Kamerstukken II 1997/98, 25 768, nr. 5, blz. 16 (Memorie van toelichting zoals gewijzigd naar aanleiding van het advies van de Raad van State). In de toelichting op het middel aangeduid als: 'Kamerstukken II 1997/1998, 25 768.'
HR, 13-09-2005, nr. 02657/04
ECLI:NL:HR:2005:AT7555
- Instantie
Hoge Raad (Strafkamer)
- Datum
13-09-2005
- Zaaknummer
02657/04
- Conclusie
Mr Jörg
- LJN
AT7555
- Vakgebied(en)
Materieel strafrecht (V)
Strafprocesrecht (V)
- Brondocumenten en formele relaties
ECLI:NL:PHR:2005:AT7555, Conclusie, Hoge Raad (Advocaat-Generaal), 13‑09‑2005
Arrest Hoge Raad: ECLI:NL:HR:2005:AT7555
ECLI:NL:HR:2005:AT7555, Uitspraak, Hoge Raad (Strafkamer), 13‑09‑2005; (Cassatie)
Conclusie: ECLI:NL:PHR:2005:AT7555
- Vindplaatsen
Conclusie 13‑09‑2005
Mr Jörg
Partij(en)
Nr. 02657/04
Mr Jörg
Zitting 14 juni 2005
Conclusie inzake:
[verzoeker = verdachte]
1.
Het gerechtshof te 's-Hertogenbosch heeft verzoeker bij arrest van 14 april 2004 wegens belaging veroordeeld tot drie maanden gevangenisstraf voorwaardelijk met een proeftijd van twee jaar met als bijzondere voorwaarden een contact- en een straatverbod.
2.
Namens verzoeker heeft mr L.P.H. Hameleers, advocaat te Roermond, een schriftuur houdende twee middelen van cassatie ingediend.
3.
Het eerste middel klaagt dat niet uit de bewijsmiddelen blijkt dat het slachtoffer van de bewezenverklaarde belaging een klacht heeft ingediend.
# # #
Korte opgave:
Kun je uit het documentfragment woordelijk het stuk overnemen dat begint bij "Conclusie: ECLI:NL:PHR:2005:AT7555" en eindigt bij "van cassatie ingediend."?

Gegeven informatie:
# # #
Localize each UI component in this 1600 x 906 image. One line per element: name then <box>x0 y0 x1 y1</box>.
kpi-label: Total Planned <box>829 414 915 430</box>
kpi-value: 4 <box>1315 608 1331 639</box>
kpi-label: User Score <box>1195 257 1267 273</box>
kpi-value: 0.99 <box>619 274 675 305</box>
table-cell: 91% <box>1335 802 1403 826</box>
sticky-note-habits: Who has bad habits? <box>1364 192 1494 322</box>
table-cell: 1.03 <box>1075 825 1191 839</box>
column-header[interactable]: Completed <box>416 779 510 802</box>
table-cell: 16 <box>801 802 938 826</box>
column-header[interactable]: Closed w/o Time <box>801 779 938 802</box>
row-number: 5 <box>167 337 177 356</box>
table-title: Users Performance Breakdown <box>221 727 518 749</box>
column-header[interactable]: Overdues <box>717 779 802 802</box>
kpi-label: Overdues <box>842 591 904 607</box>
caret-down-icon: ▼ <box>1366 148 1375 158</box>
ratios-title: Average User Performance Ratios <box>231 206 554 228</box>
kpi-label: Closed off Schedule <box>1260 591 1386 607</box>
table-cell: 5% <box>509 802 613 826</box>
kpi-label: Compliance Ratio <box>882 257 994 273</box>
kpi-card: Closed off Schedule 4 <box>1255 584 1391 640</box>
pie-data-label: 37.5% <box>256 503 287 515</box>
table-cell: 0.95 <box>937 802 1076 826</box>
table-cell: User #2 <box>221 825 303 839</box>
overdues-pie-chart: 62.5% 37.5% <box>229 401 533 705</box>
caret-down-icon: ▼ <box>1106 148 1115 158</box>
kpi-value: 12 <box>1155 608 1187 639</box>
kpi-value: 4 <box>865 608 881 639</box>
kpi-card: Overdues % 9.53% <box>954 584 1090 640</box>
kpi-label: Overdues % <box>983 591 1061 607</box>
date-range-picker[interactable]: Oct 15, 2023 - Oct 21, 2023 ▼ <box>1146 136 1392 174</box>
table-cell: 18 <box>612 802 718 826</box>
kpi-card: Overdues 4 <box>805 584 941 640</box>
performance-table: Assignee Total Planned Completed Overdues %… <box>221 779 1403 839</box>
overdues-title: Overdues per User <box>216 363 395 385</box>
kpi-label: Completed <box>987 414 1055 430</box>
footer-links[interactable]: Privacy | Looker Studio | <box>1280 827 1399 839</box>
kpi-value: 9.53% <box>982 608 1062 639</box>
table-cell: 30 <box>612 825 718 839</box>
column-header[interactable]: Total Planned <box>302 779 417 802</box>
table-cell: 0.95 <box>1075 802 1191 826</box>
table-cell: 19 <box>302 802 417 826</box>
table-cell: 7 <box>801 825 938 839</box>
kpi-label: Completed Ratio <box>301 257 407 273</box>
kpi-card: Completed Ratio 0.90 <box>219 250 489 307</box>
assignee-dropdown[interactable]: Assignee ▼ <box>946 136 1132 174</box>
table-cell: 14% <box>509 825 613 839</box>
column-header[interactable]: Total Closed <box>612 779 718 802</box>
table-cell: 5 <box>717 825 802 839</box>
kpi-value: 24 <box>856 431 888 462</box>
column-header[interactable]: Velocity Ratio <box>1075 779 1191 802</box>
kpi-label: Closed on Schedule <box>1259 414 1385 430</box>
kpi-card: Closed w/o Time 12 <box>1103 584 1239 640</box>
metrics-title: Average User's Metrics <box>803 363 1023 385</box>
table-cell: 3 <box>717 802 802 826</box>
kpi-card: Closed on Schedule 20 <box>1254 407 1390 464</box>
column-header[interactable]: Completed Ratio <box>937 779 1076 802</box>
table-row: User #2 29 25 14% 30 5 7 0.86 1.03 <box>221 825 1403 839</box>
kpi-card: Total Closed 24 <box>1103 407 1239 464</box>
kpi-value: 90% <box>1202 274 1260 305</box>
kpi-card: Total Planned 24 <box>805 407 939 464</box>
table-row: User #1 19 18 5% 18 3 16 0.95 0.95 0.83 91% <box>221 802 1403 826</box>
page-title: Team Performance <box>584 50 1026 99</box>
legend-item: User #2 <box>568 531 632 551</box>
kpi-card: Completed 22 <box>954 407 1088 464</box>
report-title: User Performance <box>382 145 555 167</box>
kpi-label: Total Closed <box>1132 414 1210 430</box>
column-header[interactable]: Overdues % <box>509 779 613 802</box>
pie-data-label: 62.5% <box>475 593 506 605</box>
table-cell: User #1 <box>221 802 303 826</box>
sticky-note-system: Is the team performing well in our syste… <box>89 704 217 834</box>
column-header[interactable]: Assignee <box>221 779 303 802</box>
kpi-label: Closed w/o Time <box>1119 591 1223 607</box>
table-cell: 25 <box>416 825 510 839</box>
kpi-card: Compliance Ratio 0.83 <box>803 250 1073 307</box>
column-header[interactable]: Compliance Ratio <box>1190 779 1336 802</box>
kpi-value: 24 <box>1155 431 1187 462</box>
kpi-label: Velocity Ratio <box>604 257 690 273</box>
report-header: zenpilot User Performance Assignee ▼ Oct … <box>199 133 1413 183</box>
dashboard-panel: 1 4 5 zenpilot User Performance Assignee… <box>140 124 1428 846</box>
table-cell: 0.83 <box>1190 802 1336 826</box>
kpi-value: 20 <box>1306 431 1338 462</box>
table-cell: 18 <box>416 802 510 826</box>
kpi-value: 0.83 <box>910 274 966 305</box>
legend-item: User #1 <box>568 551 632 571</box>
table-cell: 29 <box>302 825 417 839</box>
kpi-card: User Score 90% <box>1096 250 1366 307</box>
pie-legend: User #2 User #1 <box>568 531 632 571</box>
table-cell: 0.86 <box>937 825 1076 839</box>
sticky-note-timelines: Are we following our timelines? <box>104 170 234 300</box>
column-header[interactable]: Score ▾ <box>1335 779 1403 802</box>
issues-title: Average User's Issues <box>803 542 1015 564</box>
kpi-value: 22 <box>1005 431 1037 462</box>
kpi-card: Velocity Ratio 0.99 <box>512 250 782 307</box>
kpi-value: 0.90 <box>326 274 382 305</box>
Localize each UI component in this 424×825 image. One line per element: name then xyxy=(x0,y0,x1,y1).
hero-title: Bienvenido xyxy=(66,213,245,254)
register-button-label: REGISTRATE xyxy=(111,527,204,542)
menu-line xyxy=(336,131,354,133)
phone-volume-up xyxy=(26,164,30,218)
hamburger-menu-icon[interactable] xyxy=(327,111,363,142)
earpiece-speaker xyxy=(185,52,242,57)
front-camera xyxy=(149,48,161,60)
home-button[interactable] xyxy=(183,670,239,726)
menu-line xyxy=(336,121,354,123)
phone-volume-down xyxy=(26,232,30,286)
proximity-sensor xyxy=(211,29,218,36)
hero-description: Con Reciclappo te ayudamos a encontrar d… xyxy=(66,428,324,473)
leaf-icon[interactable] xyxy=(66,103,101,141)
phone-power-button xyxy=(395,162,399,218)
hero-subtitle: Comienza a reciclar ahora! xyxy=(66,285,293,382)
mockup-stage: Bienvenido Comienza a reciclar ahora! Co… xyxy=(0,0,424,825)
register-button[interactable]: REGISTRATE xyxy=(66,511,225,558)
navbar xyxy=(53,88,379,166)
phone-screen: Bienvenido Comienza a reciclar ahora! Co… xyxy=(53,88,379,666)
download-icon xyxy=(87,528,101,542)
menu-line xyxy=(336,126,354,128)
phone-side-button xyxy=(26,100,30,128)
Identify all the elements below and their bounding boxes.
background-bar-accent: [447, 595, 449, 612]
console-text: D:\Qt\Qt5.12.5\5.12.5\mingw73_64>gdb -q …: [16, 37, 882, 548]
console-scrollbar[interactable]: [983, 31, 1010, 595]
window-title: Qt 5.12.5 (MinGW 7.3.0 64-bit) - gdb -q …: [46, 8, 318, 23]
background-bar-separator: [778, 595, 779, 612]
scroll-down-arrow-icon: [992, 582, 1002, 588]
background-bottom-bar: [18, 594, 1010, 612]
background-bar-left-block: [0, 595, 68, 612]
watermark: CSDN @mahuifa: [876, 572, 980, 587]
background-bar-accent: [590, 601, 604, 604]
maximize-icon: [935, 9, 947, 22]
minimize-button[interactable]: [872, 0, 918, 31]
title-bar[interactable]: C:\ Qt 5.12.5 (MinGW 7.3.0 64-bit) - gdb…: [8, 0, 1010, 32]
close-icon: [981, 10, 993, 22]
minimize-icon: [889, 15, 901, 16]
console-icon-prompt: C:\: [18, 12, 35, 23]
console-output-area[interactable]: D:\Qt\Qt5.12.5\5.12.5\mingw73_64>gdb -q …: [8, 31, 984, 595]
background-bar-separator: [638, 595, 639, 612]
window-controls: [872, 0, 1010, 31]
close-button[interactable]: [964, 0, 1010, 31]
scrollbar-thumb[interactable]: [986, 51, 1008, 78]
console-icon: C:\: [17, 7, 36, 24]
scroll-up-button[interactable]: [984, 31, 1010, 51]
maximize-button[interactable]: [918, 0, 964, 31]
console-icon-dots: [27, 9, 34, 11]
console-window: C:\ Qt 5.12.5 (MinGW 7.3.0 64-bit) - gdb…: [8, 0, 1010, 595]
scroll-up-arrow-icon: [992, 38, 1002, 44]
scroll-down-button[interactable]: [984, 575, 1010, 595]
# # #
Antwoord op opgave:
Conclusie: ECLI:NL:PHR:2005:AT7555
- Vindplaatsen
Conclusie 13‑09‑2005
Mr Jörg
Partij(en)
Nr. 02657/04
Mr Jörg
Zitting 14 juni 2005
Conclusie inzake:
[verzoeker = verdachte]
1.
Het gerechtshof te 's-Hertogenbosch heeft verzoeker bij arrest van 14 april 2004 wegens belaging veroordeeld tot drie maanden gevangenisstraf voorwaardelijk met een proeftijd van twee jaar met als bijzondere voorwaarden een contact- en een straatverbod.
2.
Namens verzoeker heeft mr L.P.H. Hameleers, advocaat te Roermond, een schriftuur houdende twee middelen van cassatie ingediend.